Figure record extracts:
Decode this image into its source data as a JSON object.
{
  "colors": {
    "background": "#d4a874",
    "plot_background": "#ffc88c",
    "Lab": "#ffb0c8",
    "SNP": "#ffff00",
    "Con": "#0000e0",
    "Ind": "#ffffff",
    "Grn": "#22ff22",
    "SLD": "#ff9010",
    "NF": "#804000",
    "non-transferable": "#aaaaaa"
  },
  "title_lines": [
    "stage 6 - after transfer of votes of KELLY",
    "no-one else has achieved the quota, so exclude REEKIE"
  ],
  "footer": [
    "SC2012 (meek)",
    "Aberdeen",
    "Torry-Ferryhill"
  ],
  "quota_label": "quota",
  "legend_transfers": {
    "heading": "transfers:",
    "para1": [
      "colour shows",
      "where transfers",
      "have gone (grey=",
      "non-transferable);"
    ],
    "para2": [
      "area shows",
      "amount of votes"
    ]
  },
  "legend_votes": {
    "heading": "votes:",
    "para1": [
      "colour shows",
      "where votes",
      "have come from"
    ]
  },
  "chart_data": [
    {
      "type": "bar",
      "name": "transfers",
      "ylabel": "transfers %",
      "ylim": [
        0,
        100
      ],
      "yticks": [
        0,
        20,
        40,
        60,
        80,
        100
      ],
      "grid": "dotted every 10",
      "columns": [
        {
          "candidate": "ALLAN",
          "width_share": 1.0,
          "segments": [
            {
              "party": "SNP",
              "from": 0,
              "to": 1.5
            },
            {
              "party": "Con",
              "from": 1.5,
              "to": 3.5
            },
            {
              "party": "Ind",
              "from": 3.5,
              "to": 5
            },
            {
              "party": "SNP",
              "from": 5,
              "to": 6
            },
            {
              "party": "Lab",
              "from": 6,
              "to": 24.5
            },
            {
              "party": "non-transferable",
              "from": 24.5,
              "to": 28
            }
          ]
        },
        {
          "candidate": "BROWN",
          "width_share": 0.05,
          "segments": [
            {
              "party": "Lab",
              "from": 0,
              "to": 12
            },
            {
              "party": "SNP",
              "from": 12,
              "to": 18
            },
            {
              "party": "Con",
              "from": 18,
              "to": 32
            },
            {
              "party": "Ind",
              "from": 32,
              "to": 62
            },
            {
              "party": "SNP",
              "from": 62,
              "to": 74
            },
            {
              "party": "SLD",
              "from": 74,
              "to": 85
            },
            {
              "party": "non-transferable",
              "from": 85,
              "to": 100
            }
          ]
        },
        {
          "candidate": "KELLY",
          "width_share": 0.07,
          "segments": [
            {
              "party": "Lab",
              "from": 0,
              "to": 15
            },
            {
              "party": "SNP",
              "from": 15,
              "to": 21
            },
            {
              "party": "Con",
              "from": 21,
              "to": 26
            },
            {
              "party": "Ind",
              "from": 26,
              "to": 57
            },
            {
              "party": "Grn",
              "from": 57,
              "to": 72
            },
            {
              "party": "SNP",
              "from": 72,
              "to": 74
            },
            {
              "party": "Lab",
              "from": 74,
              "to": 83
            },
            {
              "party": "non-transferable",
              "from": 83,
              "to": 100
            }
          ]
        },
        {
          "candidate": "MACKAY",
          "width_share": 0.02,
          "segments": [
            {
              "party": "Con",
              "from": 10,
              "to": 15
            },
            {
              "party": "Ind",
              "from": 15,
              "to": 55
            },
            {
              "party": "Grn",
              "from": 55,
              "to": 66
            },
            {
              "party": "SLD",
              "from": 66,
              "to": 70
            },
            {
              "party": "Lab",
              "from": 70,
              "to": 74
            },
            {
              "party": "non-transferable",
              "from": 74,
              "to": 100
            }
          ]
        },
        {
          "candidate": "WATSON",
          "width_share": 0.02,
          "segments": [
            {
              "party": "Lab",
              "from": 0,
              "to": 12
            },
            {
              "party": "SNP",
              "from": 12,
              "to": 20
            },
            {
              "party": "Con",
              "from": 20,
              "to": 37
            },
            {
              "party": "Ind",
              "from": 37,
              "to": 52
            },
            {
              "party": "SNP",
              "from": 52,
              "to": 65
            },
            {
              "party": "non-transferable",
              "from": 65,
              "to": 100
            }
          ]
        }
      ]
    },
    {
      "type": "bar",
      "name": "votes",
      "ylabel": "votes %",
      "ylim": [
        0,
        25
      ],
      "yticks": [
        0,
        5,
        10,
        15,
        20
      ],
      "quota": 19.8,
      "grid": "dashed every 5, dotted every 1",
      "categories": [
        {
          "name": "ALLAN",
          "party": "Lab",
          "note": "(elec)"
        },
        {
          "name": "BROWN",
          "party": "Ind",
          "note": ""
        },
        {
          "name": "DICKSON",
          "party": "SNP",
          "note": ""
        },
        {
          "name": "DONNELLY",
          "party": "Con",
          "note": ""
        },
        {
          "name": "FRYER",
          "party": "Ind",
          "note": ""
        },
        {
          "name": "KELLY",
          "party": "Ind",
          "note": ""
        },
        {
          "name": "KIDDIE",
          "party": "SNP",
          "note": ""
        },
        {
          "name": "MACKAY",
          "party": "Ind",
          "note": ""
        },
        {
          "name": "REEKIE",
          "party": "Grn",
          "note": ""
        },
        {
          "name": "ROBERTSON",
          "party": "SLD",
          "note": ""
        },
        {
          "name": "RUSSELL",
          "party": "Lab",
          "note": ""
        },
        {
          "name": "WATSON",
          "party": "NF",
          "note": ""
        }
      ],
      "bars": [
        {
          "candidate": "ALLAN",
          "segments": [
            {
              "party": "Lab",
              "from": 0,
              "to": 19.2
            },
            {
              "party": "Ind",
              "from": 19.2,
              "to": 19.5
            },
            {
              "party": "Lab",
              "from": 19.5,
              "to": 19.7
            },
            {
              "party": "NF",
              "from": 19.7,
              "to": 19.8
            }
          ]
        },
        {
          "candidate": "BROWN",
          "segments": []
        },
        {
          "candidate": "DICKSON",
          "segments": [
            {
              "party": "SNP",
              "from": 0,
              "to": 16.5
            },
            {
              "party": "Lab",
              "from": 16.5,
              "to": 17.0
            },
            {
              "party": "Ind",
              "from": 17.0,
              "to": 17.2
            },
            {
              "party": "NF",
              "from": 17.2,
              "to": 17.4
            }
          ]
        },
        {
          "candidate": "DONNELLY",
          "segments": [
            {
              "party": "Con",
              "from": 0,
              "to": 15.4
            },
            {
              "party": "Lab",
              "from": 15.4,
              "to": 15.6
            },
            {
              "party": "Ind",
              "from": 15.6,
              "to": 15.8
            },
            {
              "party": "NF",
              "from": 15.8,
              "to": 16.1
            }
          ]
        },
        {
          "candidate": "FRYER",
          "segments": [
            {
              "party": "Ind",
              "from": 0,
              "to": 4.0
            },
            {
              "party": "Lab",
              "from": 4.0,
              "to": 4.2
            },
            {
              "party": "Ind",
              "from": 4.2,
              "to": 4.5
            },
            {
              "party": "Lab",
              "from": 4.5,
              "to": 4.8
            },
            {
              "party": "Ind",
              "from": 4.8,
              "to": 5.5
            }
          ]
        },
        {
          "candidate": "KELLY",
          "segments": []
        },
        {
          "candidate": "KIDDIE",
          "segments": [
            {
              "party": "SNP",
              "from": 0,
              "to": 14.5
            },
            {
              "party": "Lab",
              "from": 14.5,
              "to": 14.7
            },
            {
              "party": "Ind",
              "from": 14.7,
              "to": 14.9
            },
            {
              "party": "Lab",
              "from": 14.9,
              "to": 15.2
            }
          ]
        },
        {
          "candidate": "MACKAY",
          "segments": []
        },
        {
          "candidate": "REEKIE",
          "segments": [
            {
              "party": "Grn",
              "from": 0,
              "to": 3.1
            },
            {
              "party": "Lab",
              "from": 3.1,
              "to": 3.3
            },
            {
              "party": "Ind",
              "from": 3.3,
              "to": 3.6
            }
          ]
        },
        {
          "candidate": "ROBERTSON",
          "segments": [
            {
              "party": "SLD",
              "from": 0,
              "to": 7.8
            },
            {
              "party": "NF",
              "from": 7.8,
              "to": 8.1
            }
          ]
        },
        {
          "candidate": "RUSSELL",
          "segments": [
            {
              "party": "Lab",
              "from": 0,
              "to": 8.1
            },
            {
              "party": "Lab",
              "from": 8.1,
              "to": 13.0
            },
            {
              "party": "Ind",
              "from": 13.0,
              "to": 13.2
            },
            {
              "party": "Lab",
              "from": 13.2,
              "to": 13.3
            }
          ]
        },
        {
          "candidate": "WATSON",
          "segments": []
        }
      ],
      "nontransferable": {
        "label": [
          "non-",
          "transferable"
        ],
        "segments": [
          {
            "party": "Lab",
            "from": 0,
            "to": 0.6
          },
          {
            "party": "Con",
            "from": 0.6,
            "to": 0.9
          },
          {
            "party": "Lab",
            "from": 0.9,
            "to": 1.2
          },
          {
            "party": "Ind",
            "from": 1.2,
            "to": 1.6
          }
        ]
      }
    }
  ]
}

Work to do: Copy out every line of the data that includes the word "dotted".

Solution to this task:
      "grid": "dotted every 10",
      "grid": "dashed every 5, dotted every 1",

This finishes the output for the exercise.